Stored dataset records:
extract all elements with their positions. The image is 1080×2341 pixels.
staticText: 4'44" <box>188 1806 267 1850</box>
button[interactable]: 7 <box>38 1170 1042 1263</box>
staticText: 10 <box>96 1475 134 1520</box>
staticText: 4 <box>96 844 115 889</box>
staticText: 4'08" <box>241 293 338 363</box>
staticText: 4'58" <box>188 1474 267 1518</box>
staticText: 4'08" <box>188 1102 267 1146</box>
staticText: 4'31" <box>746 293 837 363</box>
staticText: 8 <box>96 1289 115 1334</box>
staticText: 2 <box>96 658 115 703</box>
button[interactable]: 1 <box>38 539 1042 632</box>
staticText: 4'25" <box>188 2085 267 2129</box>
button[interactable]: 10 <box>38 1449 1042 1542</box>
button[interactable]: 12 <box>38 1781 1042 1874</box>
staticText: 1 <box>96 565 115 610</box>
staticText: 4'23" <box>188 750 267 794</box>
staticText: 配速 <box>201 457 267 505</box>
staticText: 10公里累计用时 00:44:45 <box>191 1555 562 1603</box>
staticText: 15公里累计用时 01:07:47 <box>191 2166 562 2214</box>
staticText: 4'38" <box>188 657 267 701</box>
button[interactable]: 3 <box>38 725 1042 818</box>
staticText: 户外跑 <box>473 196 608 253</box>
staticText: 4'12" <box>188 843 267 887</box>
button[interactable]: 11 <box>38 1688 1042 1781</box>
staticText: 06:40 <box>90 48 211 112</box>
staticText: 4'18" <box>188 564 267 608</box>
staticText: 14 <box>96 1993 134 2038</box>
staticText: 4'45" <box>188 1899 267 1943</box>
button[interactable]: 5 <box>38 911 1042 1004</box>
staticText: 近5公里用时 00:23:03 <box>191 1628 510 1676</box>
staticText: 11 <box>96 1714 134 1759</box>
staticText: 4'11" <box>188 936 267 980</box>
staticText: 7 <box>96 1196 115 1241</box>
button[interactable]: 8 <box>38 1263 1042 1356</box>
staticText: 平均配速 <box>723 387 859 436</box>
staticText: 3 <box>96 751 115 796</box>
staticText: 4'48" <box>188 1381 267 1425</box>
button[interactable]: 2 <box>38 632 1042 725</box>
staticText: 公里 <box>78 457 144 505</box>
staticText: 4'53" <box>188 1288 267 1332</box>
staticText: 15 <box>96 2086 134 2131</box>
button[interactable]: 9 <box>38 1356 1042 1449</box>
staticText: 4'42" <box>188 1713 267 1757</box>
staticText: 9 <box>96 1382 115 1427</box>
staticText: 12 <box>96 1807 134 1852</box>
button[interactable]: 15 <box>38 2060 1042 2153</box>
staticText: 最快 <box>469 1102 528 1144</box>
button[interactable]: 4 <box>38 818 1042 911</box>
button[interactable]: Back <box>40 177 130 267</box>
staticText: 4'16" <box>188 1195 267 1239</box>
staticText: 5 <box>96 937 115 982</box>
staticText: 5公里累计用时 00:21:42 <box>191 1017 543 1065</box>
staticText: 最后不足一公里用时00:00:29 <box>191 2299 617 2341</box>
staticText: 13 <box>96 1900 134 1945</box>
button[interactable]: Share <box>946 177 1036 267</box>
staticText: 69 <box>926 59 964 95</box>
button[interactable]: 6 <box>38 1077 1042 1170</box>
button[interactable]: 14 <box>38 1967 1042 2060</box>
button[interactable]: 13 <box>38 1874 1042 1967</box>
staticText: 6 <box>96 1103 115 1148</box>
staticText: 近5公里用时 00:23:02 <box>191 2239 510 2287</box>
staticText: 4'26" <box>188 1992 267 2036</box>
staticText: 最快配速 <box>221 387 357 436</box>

__Given exercise__: Reproduce every line of the records above character for character, from the first line to the last.

__Task response__:
extract all elements with their positions. The image is 1080×2341 pixels.
staticText: 4'44" <box>188 1806 267 1850</box>
button[interactable]: 7 <box>38 1170 1042 1263</box>
staticText: 10 <box>96 1475 134 1520</box>
staticText: 4 <box>96 844 115 889</box>
staticText: 4'08" <box>241 293 338 363</box>
staticText: 4'58" <box>188 1474 267 1518</box>
staticText: 4'08" <box>188 1102 267 1146</box>
staticText: 4'31" <box>746 293 837 363</box>
staticText: 8 <box>96 1289 115 1334</box>
staticText: 2 <box>96 658 115 703</box>
button[interactable]: 1 <box>38 539 1042 632</box>
staticText: 4'25" <box>188 2085 267 2129</box>
button[interactable]: 10 <box>38 1449 1042 1542</box>
button[interactable]: 12 <box>38 1781 1042 1874</box>
staticText: 1 <box>96 565 115 610</box>
staticText: 4'23" <box>188 750 267 794</box>
staticText: 配速 <box>201 457 267 505</box>
staticText: 10公里累计用时 00:44:45 <box>191 1555 562 1603</box>
staticText: 15公里累计用时 01:07:47 <box>191 2166 562 2214</box>
staticText: 4'38" <box>188 657 267 701</box>
button[interactable]: 3 <box>38 725 1042 818</box>
staticText: 户外跑 <box>473 196 608 253</box>
staticText: 4'12" <box>188 843 267 887</box>
button[interactable]: 11 <box>38 1688 1042 1781</box>
staticText: 06:40 <box>90 48 211 112</box>
staticText: 4'18" <box>188 564 267 608</box>
staticText: 14 <box>96 1993 134 2038</box>
staticText: 4'45" <box>188 1899 267 1943</box>
button[interactable]: 5 <box>38 911 1042 1004</box>
staticText: 近5公里用时 00:23:03 <box>191 1628 510 1676</box>
staticText: 11 <box>96 1714 134 1759</box>
staticText: 4'11" <box>188 936 267 980</box>
staticText: 7 <box>96 1196 115 1241</box>
button[interactable]: 8 <box>38 1263 1042 1356</box>
staticText: 平均配速 <box>723 387 859 436</box>
staticText: 3 <box>96 751 115 796</box>
staticText: 4'48" <box>188 1381 267 1425</box>
button[interactable]: 2 <box>38 632 1042 725</box>
staticText: 公里 <box>78 457 144 505</box>
staticText: 4'53" <box>188 1288 267 1332</box>
staticText: 15 <box>96 2086 134 2131</box>
button[interactable]: 9 <box>38 1356 1042 1449</box>
staticText: 4'42" <box>188 1713 267 1757</box>
staticText: 9 <box>96 1382 115 1427</box>
staticText: 12 <box>96 1807 134 1852</box>
button[interactable]: 15 <box>38 2060 1042 2153</box>
staticText: 最快 <box>469 1102 528 1144</box>
button[interactable]: 4 <box>38 818 1042 911</box>
button[interactable]: Back <box>40 177 130 267</box>
staticText: 4'16" <box>188 1195 267 1239</box>
staticText: 5 <box>96 937 115 982</box>
staticText: 5公里累计用时 00:21:42 <box>191 1017 543 1065</box>
staticText: 最后不足一公里用时00:00:29 <box>191 2299 617 2341</box>
staticText: 13 <box>96 1900 134 1945</box>
button[interactable]: Share <box>946 177 1036 267</box>
staticText: 69 <box>926 59 964 95</box>
button[interactable]: 6 <box>38 1077 1042 1170</box>
button[interactable]: 14 <box>38 1967 1042 2060</box>
button[interactable]: 13 <box>38 1874 1042 1967</box>
staticText: 6 <box>96 1103 115 1148</box>
staticText: 近5公里用时 00:23:02 <box>191 2239 510 2287</box>
staticText: 4'26" <box>188 1992 267 2036</box>
staticText: 最快配速 <box>221 387 357 436</box>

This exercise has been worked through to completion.